Data records
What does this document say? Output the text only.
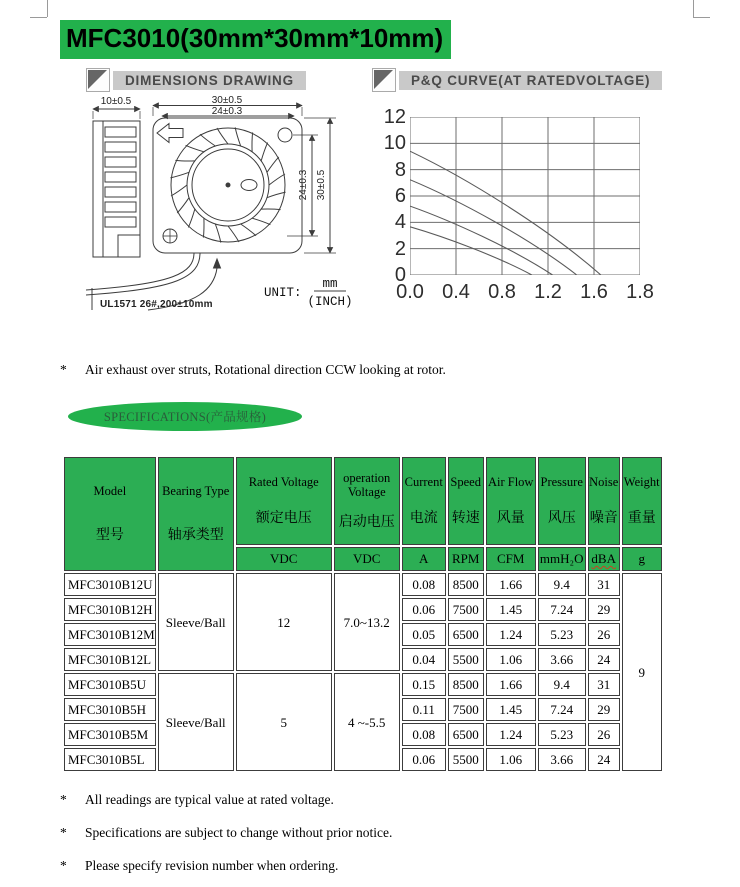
MFC3010(30mm*30mm*10mm)
DIMENSIONS DRAWING	P&Q CURVE(AT RATEDVOLTAGE)
10±0.5	30±0.5
24±0.3
24±0.3 30±0.5
UL1571 26#,200±10mm
UNIT:
mm
(INCH)
12
10
8
6
4
2
0
0.0 0.4 0.8 1.2 1.6 1.8
* Air exhaust over struts, Rotational direction CCW looking at rotor.
SPECIFICATIONS(产品规格)
Model
型号

Bearing Type
轴承类型

Rated Voltage
额定电压

operation Voltage
启动电压

Current
电流

Speed
转速

Air Flow
风量

Pressure
风压

Noise
噪音

Weight
重量

		VDC	VDC	A	RPM	CFM	mmH₂O	dBA	g
MFC3010B12U	Sleeve/Ball	12	7.0~13.2	0.08	8500	1.66	9.4	31	9
MFC3010B12H				0.06	7500	1.45	7.24	29	
MFC3010B12M				0.05	6500	1.24	5.23	26	
MFC3010B12L				0.04	5500	1.06	3.66	24	
MFC3010B5U	Sleeve/Ball	5	4 ~-5.5	0.15	8500	1.66	9.4	31	
MFC3010B5H				0.11	7500	1.45	7.24	29	
MFC3010B5M				0.08	6500	1.24	5.23	26	
MFC3010B5L				0.06	5500	1.06	3.66	24	
* All readings are typical value at rated voltage.
* Specifications are subject to change without prior notice.
* Please specify revision number when ordering.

> [Goal]: Find all lines with "Ball" in them and copy each one.

> [Task response]:
MFC3010B12U	Sleeve/Ball	12	7.0~13.2	0.08	8500	1.66	9.4	31	9
MFC3010B5U	Sleeve/Ball	5	4 ~-5.5	0.15	8500	1.66	9.4	31	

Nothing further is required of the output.